Exercise goal: Reproduce exactly the lines from the one containing "Extract the structured" through the last line of the data, both ends included.

--- BEGIN ---

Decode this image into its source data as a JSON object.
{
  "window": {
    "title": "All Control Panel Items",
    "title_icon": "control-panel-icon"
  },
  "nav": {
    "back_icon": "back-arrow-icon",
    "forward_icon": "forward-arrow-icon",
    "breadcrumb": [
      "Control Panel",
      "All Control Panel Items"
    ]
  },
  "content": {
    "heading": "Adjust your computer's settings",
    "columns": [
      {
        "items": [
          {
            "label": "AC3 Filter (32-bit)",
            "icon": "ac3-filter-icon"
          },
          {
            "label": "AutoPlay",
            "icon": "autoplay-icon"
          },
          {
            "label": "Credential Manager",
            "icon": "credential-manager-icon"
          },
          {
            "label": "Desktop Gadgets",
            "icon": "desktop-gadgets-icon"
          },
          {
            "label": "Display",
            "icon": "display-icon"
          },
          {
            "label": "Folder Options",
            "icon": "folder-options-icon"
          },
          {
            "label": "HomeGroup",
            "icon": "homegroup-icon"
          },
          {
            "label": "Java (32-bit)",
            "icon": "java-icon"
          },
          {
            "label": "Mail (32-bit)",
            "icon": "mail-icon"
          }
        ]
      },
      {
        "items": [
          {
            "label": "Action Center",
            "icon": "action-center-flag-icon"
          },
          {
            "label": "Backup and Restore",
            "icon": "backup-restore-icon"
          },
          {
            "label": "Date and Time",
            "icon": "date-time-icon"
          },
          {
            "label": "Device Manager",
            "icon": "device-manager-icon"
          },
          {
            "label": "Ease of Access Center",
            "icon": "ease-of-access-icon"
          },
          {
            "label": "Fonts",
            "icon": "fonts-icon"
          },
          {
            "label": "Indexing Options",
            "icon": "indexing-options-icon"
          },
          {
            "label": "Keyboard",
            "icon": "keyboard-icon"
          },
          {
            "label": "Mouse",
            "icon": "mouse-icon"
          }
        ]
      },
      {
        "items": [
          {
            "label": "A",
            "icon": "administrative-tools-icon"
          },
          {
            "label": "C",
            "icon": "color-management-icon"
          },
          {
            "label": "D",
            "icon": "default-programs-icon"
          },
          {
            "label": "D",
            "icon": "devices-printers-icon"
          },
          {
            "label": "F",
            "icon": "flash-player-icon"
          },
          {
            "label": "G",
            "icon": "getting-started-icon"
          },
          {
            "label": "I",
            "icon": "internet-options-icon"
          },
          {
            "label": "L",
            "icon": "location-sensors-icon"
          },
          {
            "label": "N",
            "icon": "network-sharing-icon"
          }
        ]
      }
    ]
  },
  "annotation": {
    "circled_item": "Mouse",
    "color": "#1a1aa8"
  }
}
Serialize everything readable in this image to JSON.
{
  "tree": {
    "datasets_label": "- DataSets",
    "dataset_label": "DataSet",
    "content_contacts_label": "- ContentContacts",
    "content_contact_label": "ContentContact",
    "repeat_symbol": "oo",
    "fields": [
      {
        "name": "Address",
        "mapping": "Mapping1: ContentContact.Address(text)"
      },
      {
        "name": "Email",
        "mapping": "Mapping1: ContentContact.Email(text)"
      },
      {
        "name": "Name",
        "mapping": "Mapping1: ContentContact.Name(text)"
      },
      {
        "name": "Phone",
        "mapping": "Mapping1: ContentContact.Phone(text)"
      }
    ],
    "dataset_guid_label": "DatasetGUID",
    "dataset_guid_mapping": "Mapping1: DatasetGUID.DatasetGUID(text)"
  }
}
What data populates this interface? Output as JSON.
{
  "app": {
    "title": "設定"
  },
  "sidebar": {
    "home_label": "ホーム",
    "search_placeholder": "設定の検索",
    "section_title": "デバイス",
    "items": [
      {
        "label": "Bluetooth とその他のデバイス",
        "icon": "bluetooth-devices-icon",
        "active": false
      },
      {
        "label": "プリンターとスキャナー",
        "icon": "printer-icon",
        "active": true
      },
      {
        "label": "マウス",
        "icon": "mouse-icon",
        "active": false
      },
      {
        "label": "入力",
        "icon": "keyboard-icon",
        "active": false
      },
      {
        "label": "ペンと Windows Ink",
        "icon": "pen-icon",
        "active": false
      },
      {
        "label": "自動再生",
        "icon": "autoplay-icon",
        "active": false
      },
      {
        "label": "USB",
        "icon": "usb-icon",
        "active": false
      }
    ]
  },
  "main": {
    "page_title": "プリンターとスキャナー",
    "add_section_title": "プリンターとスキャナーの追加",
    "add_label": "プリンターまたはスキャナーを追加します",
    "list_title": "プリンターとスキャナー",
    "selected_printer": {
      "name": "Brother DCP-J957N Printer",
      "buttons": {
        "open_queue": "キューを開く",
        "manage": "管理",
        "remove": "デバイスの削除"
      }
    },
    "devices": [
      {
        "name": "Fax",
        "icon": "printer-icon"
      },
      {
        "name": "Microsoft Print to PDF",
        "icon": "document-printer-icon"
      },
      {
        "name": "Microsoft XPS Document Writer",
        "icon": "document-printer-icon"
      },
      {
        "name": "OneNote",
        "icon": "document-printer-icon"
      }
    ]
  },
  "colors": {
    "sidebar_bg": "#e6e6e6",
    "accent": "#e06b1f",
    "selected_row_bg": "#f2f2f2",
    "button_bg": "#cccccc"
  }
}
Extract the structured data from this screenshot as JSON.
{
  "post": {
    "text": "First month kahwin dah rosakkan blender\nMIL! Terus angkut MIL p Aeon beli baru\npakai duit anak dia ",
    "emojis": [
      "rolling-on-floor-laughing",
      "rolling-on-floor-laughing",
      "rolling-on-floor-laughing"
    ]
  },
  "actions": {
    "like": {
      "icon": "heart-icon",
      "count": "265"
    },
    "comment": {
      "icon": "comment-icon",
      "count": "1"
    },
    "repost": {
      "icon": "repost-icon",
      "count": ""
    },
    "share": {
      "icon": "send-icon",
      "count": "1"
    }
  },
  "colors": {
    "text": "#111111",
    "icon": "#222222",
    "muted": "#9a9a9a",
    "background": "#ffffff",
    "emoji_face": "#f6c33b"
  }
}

--- END ---

Right answer:
Extract the structured data from this screenshot as JSON.
{
  "post": {
    "text": "First month kahwin dah rosakkan blender\nMIL! Terus angkut MIL p Aeon beli baru\npakai duit anak dia ",
    "emojis": [
      "rolling-on-floor-laughing",
      "rolling-on-floor-laughing",
      "rolling-on-floor-laughing"
    ]
  },
  "actions": {
    "like": {
      "icon": "heart-icon",
      "count": "265"
    },
    "comment": {
      "icon": "comment-icon",
      "count": "1"
    },
    "repost": {
      "icon": "repost-icon",
      "count": ""
    },
    "share": {
      "icon": "send-icon",
      "count": "1"
    }
  },
  "colors": {
    "text": "#111111",
    "icon": "#222222",
    "muted": "#9a9a9a",
    "background": "#ffffff",
    "emoji_face": "#f6c33b"
  }
}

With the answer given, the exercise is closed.